#### [Task instructions]
Extract every line starting at the line that contains "What's the underlying" and ending with the final line of the data, inclusive; give only those lines, word for word.
──────── Source material ────────
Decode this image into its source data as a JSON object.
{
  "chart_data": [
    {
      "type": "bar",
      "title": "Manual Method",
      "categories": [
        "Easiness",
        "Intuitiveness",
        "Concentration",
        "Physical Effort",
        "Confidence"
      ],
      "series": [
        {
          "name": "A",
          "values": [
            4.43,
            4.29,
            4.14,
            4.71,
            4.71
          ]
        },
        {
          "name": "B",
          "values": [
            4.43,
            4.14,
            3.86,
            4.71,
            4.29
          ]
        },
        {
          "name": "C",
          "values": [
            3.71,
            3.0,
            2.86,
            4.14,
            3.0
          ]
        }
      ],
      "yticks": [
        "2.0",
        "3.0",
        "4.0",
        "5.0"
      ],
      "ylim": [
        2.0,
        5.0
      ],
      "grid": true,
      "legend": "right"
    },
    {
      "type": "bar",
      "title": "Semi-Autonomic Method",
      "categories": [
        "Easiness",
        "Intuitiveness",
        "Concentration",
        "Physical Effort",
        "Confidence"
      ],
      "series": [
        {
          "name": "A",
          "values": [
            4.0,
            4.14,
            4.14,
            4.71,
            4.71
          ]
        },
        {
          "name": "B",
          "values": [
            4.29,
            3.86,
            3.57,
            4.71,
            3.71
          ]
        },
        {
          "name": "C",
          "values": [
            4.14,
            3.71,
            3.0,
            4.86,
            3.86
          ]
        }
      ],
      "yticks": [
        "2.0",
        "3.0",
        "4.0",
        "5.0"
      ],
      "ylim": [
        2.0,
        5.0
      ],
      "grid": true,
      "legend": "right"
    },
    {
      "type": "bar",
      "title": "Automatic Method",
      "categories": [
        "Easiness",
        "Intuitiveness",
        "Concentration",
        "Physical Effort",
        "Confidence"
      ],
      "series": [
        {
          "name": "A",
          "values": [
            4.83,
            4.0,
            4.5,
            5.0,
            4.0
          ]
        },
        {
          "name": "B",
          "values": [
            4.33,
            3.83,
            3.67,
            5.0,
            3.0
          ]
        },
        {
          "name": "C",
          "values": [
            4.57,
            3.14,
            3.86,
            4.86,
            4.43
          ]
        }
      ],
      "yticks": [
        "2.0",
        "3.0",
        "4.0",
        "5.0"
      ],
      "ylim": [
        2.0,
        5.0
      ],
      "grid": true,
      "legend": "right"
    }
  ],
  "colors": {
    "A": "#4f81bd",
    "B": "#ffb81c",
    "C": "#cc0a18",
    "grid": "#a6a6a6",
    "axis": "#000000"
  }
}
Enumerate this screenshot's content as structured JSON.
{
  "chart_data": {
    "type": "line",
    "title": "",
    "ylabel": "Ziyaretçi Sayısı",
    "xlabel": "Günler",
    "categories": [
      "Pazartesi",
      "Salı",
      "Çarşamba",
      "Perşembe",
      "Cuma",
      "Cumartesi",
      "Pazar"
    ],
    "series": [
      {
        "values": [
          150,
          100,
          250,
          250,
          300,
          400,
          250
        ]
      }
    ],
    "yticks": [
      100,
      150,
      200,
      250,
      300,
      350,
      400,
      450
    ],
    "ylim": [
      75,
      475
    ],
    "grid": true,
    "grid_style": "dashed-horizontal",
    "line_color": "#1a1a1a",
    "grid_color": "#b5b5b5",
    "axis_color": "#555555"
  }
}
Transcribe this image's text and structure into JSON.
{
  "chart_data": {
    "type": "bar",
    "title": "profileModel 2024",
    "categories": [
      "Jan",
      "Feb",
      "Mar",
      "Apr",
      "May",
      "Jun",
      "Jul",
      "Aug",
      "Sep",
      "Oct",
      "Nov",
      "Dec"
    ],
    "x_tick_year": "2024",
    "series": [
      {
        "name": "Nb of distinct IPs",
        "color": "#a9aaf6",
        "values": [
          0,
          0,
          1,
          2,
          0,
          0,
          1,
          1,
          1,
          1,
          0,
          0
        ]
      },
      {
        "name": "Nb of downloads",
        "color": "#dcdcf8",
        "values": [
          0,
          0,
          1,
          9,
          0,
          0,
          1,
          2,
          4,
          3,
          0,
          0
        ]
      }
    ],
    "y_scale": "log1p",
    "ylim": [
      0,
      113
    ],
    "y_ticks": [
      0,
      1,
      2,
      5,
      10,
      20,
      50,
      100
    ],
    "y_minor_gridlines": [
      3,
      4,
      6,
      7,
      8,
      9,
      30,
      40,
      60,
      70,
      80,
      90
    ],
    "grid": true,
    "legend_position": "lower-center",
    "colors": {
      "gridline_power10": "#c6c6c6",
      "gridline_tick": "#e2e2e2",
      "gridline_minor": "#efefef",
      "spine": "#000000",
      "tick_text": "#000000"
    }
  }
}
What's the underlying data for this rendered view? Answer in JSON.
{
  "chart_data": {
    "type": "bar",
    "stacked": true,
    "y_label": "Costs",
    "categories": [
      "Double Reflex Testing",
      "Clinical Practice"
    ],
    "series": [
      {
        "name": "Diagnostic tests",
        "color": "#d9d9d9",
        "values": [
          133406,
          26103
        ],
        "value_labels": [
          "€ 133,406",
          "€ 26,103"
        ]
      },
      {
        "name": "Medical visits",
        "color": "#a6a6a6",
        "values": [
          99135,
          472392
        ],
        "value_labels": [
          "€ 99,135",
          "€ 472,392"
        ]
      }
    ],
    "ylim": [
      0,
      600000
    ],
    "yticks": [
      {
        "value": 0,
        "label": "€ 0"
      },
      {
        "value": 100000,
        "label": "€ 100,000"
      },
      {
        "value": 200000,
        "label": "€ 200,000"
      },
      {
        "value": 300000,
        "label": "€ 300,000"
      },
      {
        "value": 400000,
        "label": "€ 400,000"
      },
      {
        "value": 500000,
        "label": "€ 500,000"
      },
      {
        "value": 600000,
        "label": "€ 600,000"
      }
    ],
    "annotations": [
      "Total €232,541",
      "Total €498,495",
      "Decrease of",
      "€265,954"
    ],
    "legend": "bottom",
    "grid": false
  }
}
────────
#### [The output]
What's the underlying data for this rendered view? Answer in JSON.
{
  "chart_data": {
    "type": "bar",
    "stacked": true,
    "y_label": "Costs",
    "categories": [
      "Double Reflex Testing",
      "Clinical Practice"
    ],
    "series": [
      {
        "name": "Diagnostic tests",
        "color": "#d9d9d9",
        "values": [
          133406,
          26103
        ],
        "value_labels": [
          "€ 133,406",
          "€ 26,103"
        ]
      },
      {
        "name": "Medical visits",
        "color": "#a6a6a6",
        "values": [
          99135,
          472392
        ],
        "value_labels": [
          "€ 99,135",
          "€ 472,392"
        ]
      }
    ],
    "ylim": [
      0,
      600000
    ],
    "yticks": [
      {
        "value": 0,
        "label": "€ 0"
      },
      {
        "value": 100000,
        "label": "€ 100,000"
      },
      {
        "value": 200000,
        "label": "€ 200,000"
      },
      {
        "value": 300000,
        "label": "€ 300,000"
      },
      {
        "value": 400000,
        "label": "€ 400,000"
      },
      {
        "value": 500000,
        "label": "€ 500,000"
      },
      {
        "value": 600000,
        "label": "€ 600,000"
      }
    ],
    "annotations": [
      "Total €232,541",
      "Total €498,495",
      "Decrease of",
      "€265,954"
    ],
    "legend": "bottom",
    "grid": false
  }
}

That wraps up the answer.